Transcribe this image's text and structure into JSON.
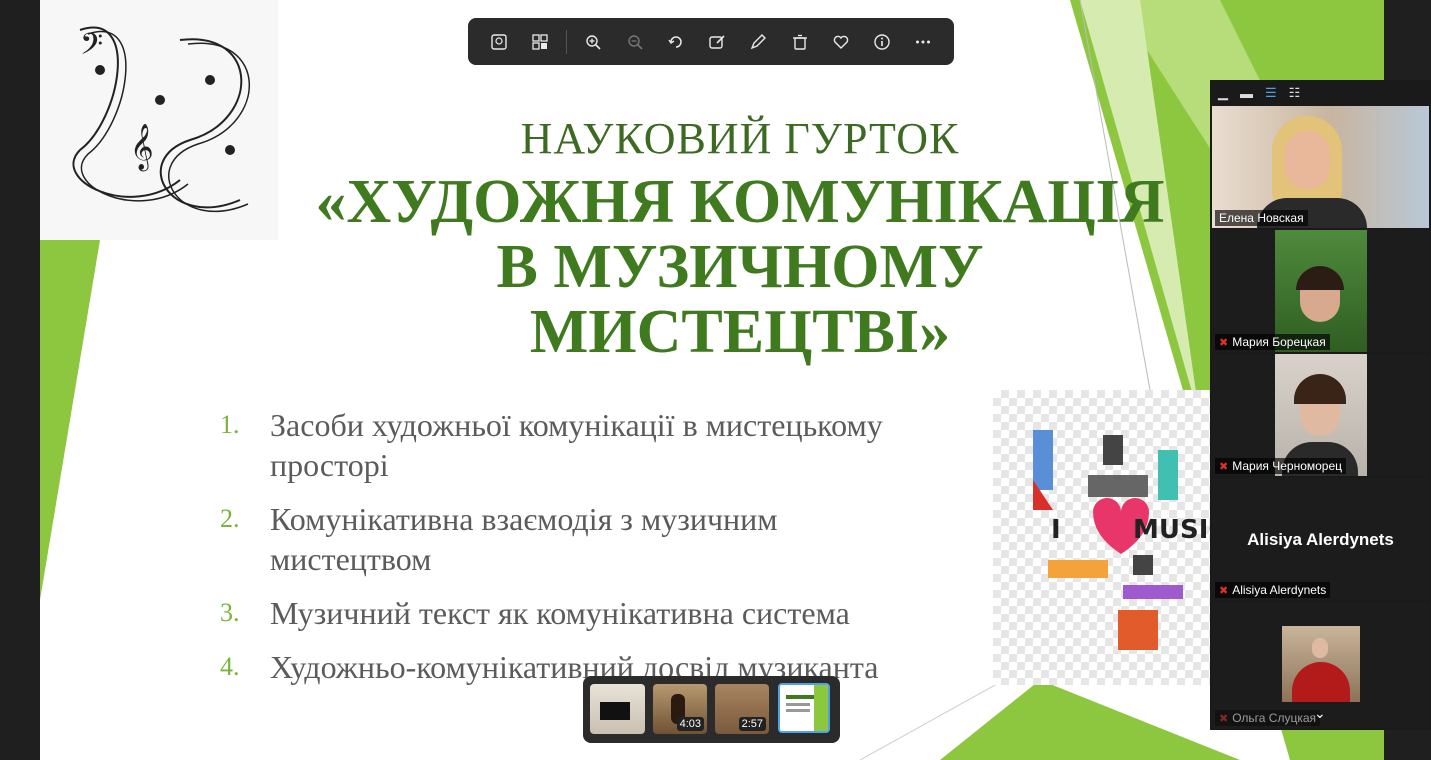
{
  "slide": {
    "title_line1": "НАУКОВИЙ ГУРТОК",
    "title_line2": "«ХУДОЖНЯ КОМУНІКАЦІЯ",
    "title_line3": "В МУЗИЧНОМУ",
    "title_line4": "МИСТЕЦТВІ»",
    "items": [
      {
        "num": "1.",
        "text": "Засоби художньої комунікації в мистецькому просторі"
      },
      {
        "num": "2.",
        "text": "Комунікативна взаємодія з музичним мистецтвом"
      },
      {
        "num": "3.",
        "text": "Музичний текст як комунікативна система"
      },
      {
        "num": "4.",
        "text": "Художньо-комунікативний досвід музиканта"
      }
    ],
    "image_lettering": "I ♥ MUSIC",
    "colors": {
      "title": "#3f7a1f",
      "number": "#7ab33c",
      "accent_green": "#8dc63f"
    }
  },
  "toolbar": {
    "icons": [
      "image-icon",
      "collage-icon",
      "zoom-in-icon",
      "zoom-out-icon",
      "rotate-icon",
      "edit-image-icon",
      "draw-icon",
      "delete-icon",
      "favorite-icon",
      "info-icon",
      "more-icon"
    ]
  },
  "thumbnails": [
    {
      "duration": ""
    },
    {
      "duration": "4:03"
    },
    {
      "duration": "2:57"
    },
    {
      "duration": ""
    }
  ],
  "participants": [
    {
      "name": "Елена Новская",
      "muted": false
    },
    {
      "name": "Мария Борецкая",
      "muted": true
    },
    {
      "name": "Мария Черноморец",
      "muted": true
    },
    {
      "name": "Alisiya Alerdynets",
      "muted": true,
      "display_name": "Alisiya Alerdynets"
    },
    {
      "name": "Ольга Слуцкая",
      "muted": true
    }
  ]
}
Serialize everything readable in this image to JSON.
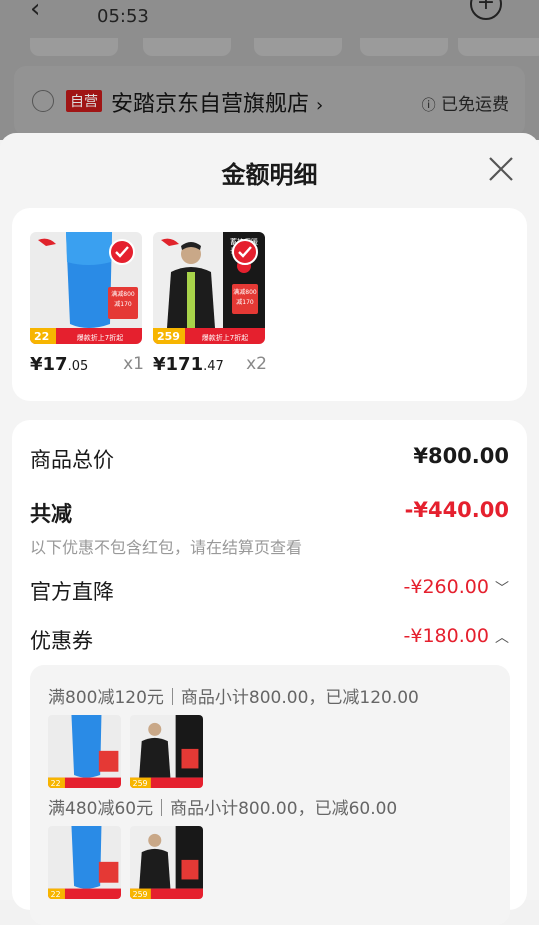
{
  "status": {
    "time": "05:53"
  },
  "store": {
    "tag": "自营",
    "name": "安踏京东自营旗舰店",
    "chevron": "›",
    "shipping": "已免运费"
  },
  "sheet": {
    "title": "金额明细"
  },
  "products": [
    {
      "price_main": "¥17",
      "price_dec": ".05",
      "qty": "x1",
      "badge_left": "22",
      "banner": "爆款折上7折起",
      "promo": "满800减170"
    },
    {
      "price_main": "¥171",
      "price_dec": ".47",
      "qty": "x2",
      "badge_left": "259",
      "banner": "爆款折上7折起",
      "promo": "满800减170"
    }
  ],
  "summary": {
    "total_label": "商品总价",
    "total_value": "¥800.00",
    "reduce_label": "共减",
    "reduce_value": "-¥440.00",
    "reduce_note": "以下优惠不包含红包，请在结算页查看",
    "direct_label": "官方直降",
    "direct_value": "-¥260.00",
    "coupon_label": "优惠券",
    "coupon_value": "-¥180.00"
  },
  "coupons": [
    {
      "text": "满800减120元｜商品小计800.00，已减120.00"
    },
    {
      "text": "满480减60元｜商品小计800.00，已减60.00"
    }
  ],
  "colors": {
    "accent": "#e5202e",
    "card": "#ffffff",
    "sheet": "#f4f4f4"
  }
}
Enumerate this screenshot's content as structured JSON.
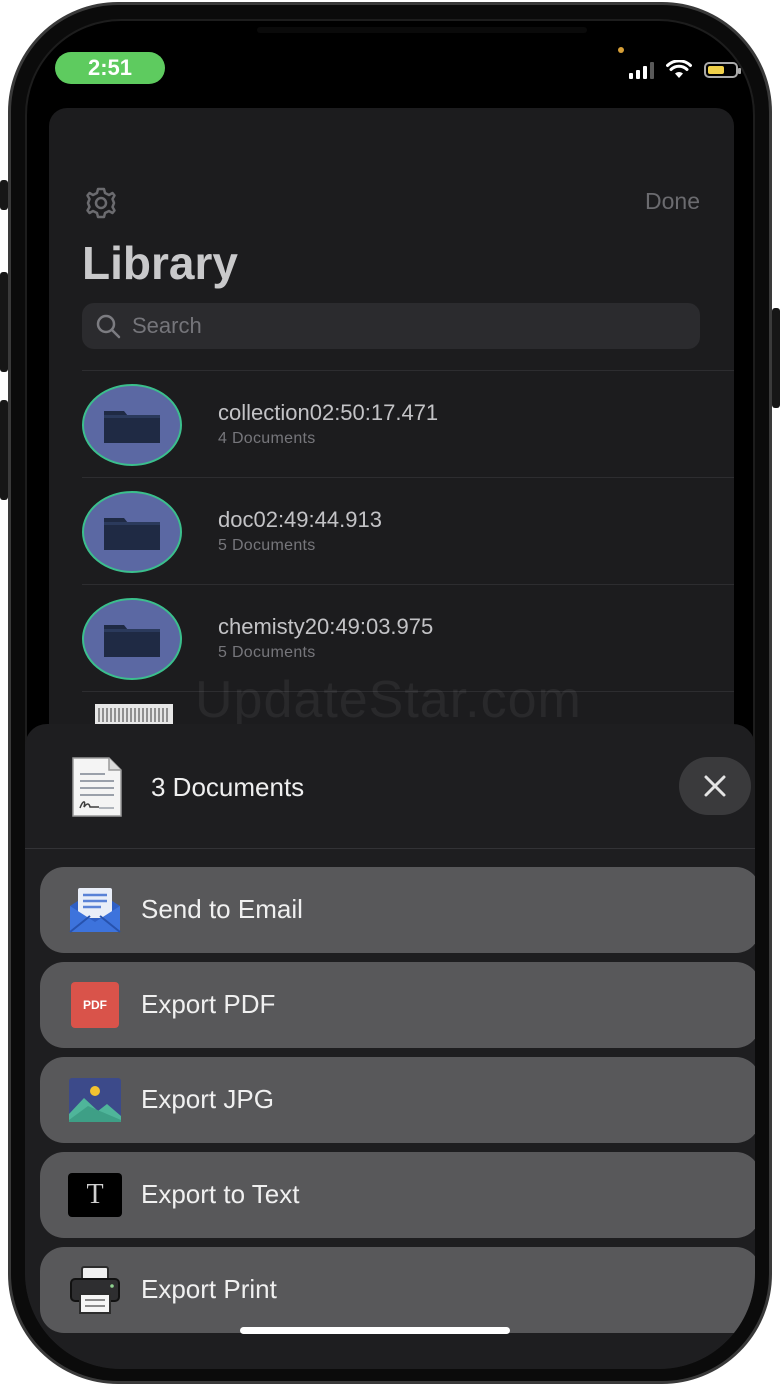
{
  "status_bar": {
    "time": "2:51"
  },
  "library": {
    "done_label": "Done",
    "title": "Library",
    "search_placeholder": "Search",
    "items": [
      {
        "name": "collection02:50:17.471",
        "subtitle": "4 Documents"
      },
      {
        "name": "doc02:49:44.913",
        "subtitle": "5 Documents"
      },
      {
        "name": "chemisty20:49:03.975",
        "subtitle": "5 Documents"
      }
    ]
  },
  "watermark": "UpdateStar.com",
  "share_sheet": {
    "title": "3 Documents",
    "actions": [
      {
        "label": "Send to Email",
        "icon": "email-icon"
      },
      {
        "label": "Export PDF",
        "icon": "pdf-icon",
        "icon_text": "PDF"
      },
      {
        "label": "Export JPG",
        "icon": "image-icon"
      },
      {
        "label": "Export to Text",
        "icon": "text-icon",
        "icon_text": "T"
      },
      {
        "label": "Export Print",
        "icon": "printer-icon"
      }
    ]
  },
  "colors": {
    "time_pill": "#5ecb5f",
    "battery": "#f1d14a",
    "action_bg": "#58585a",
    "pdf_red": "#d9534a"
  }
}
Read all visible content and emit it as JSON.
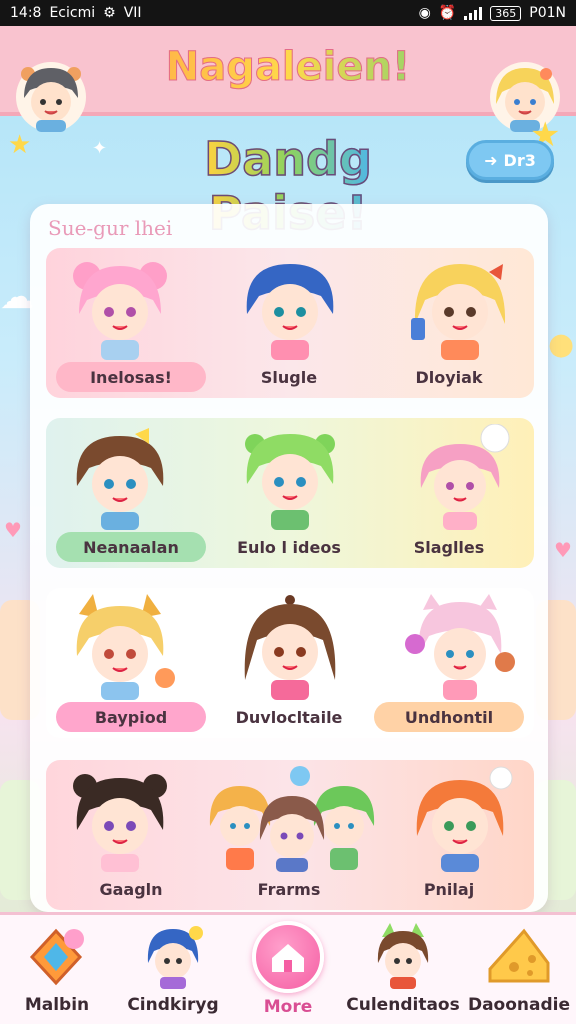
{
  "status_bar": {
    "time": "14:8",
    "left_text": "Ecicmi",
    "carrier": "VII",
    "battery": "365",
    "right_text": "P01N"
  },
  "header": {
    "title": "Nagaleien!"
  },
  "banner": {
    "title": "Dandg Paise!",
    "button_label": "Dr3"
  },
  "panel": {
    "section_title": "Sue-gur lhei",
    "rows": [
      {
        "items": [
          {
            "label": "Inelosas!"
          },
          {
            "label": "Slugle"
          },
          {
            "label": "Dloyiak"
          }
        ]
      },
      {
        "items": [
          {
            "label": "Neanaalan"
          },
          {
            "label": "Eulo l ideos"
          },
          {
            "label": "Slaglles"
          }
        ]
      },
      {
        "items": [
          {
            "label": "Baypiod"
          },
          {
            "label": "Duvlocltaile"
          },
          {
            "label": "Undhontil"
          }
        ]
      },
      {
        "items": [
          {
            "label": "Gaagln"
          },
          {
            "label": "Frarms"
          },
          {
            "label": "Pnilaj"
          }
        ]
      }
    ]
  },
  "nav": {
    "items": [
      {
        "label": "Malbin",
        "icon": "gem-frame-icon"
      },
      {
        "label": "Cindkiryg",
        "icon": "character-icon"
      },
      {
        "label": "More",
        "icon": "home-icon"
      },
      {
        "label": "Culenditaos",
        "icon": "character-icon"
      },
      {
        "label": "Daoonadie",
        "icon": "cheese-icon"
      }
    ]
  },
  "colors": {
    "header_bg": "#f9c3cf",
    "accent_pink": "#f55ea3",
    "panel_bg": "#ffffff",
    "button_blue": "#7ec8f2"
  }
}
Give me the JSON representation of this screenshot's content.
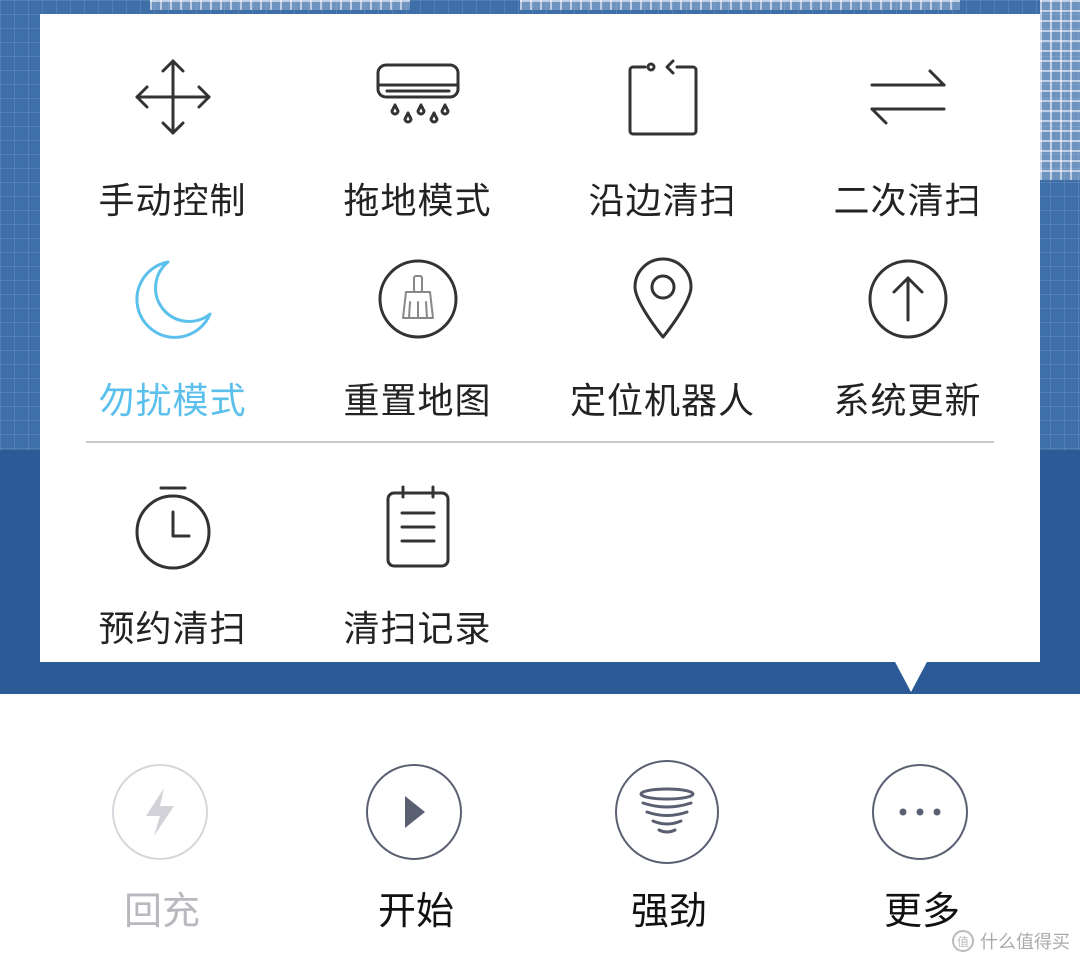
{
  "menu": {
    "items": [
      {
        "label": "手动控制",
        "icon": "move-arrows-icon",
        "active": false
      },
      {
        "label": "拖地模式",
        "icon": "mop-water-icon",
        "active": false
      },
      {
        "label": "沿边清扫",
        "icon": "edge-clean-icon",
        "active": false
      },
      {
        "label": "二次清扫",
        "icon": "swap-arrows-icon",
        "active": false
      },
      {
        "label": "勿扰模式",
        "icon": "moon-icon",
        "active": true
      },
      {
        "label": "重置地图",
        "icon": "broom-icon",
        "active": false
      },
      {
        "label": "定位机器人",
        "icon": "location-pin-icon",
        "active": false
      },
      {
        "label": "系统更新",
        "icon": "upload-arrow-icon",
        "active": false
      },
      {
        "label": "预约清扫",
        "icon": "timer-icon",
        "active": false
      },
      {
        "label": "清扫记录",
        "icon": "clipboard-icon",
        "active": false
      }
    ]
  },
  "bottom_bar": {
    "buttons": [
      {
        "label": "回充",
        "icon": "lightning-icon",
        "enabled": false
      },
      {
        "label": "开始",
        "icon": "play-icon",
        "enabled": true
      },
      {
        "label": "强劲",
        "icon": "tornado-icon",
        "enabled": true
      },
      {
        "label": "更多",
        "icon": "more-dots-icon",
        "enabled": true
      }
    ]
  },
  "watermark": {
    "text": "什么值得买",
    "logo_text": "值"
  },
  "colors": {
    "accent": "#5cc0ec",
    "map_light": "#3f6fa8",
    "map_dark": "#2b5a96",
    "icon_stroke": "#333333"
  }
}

* Exercise objective: Omit pictures; set down the rest of the material word for word.

* Task answer:
Transcribe this image's text and structure into JSON.
{
  "slide": {
    "title_line1": "НАУКОВИЙ ГУРТОК",
    "title_line2": "«ХУДОЖНЯ КОМУНІКАЦІЯ",
    "title_line3": "В МУЗИЧНОМУ",
    "title_line4": "МИСТЕЦТВІ»",
    "items": [
      {
        "num": "1.",
        "text": "Засоби художньої комунікації в мистецькому просторі"
      },
      {
        "num": "2.",
        "text": "Комунікативна взаємодія з музичним мистецтвом"
      },
      {
        "num": "3.",
        "text": "Музичний текст як комунікативна система"
      },
      {
        "num": "4.",
        "text": "Художньо-комунікативний досвід музиканта"
      }
    ],
    "image_lettering": "I ♥ MUSIC",
    "colors": {
      "title": "#3f7a1f",
      "number": "#7ab33c",
      "accent_green": "#8dc63f"
    }
  },
  "toolbar": {
    "icons": [
      "image-icon",
      "collage-icon",
      "zoom-in-icon",
      "zoom-out-icon",
      "rotate-icon",
      "edit-image-icon",
      "draw-icon",
      "delete-icon",
      "favorite-icon",
      "info-icon",
      "more-icon"
    ]
  },
  "thumbnails": [
    {
      "duration": ""
    },
    {
      "duration": "4:03"
    },
    {
      "duration": "2:57"
    },
    {
      "duration": ""
    }
  ],
  "participants": [
    {
      "name": "Елена Новская",
      "muted": false
    },
    {
      "name": "Мария Борецкая",
      "muted": true
    },
    {
      "name": "Мария Черноморец",
      "muted": true
    },
    {
      "name": "Alisiya Alerdynets",
      "muted": true,
      "display_name": "Alisiya Alerdynets"
    },
    {
      "name": "Ольга Слуцкая",
      "muted": true
    }
  ]
}
Serialize everything readable in this image to JSON.
{
  "status": {
    "time": "05:53"
  },
  "store": {
    "tag": "自营",
    "name": "安踏京东自营旗舰店",
    "chevron": "›",
    "shipping": "已免运费"
  },
  "sheet": {
    "title": "金额明细"
  },
  "products": [
    {
      "price_main": "¥17",
      "price_dec": ".05",
      "qty": "x1",
      "badge_left": "22",
      "banner": "爆款折上7折起",
      "promo": "满800减170"
    },
    {
      "price_main": "¥171",
      "price_dec": ".47",
      "qty": "x2",
      "badge_left": "259",
      "banner": "爆款折上7折起",
      "promo": "满800减170"
    }
  ],
  "summary": {
    "total_label": "商品总价",
    "total_value": "¥800.00",
    "reduce_label": "共减",
    "reduce_value": "-¥440.00",
    "reduce_note": "以下优惠不包含红包，请在结算页查看",
    "direct_label": "官方直降",
    "direct_value": "-¥260.00",
    "coupon_label": "优惠券",
    "coupon_value": "-¥180.00"
  },
  "coupons": [
    {
      "text": "满800减120元｜商品小计800.00，已减120.00"
    },
    {
      "text": "满480减60元｜商品小计800.00，已减60.00"
    }
  ],
  "colors": {
    "accent": "#e5202e",
    "card": "#ffffff",
    "sheet": "#f4f4f4"
  }
}
Enumerate this screenshot's content as structured JSON.
{
  "status_bar": {
    "time": "2:51"
  },
  "library": {
    "done_label": "Done",
    "title": "Library",
    "search_placeholder": "Search",
    "items": [
      {
        "name": "collection02:50:17.471",
        "subtitle": "4 Documents"
      },
      {
        "name": "doc02:49:44.913",
        "subtitle": "5 Documents"
      },
      {
        "name": "chemisty20:49:03.975",
        "subtitle": "5 Documents"
      }
    ]
  },
  "watermark": "UpdateStar.com",
  "share_sheet": {
    "title": "3 Documents",
    "actions": [
      {
        "label": "Send to Email",
        "icon": "email-icon"
      },
      {
        "label": "Export PDF",
        "icon": "pdf-icon",
        "icon_text": "PDF"
      },
      {
        "label": "Export JPG",
        "icon": "image-icon"
      },
      {
        "label": "Export to Text",
        "icon": "text-icon",
        "icon_text": "T"
      },
      {
        "label": "Export Print",
        "icon": "printer-icon"
      }
    ]
  },
  "colors": {
    "time_pill": "#5ecb5f",
    "battery": "#f1d14a",
    "action_bg": "#58585a",
    "pdf_red": "#d9534a"
  }
}
Read all visible content and emit it as JSON.
{
  "status_bar": {
    "time": "14:8",
    "left_text": "Ecicmi",
    "carrier": "VII",
    "battery": "365",
    "right_text": "P01N"
  },
  "header": {
    "title": "Nagaleien!"
  },
  "banner": {
    "title": "Dandg Paise!",
    "button_label": "Dr3"
  },
  "panel": {
    "section_title": "Sue-gur lhei",
    "rows": [
      {
        "items": [
          {
            "label": "Inelosas!"
          },
          {
            "label": "Slugle"
          },
          {
            "label": "Dloyiak"
          }
        ]
      },
      {
        "items": [
          {
            "label": "Neanaalan"
          },
          {
            "label": "Eulo l ideos"
          },
          {
            "label": "Slaglles"
          }
        ]
      },
      {
        "items": [
          {
            "label": "Baypiod"
          },
          {
            "label": "Duvlocltaile"
          },
          {
            "label": "Undhontil"
          }
        ]
      },
      {
        "items": [
          {
            "label": "Gaagln"
          },
          {
            "label": "Frarms"
          },
          {
            "label": "Pnilaj"
          }
        ]
      }
    ]
  },
  "nav": {
    "items": [
      {
        "label": "Malbin",
        "icon": "gem-frame-icon"
      },
      {
        "label": "Cindkiryg",
        "icon": "character-icon"
      },
      {
        "label": "More",
        "icon": "home-icon"
      },
      {
        "label": "Culenditaos",
        "icon": "character-icon"
      },
      {
        "label": "Daoonadie",
        "icon": "cheese-icon"
      }
    ]
  },
  "colors": {
    "header_bg": "#f9c3cf",
    "accent_pink": "#f55ea3",
    "panel_bg": "#ffffff",
    "button_blue": "#7ec8f2"
  }
}
Give me the JSON representation of this screenshot's content.
{
  "menu": {
    "items": [
      {
        "label": "手动控制",
        "icon": "move-arrows-icon",
        "active": false
      },
      {
        "label": "拖地模式",
        "icon": "mop-water-icon",
        "active": false
      },
      {
        "label": "沿边清扫",
        "icon": "edge-clean-icon",
        "active": false
      },
      {
        "label": "二次清扫",
        "icon": "swap-arrows-icon",
        "active": false
      },
      {
        "label": "勿扰模式",
        "icon": "moon-icon",
        "active": true
      },
      {
        "label": "重置地图",
        "icon": "broom-icon",
        "active": false
      },
      {
        "label": "定位机器人",
        "icon": "location-pin-icon",
        "active": false
      },
      {
        "label": "系统更新",
        "icon": "upload-arrow-icon",
        "active": false
      },
      {
        "label": "预约清扫",
        "icon": "timer-icon",
        "active": false
      },
      {
        "label": "清扫记录",
        "icon": "clipboard-icon",
        "active": false
      }
    ]
  },
  "bottom_bar": {
    "buttons": [
      {
        "label": "回充",
        "icon": "lightning-icon",
        "enabled": false
      },
      {
        "label": "开始",
        "icon": "play-icon",
        "enabled": true
      },
      {
        "label": "强劲",
        "icon": "tornado-icon",
        "enabled": true
      },
      {
        "label": "更多",
        "icon": "more-dots-icon",
        "enabled": true
      }
    ]
  },
  "watermark": {
    "text": "什么值得买",
    "logo_text": "值"
  },
  "colors": {
    "accent": "#5cc0ec",
    "map_light": "#3f6fa8",
    "map_dark": "#2b5a96",
    "icon_stroke": "#333333"
  }
}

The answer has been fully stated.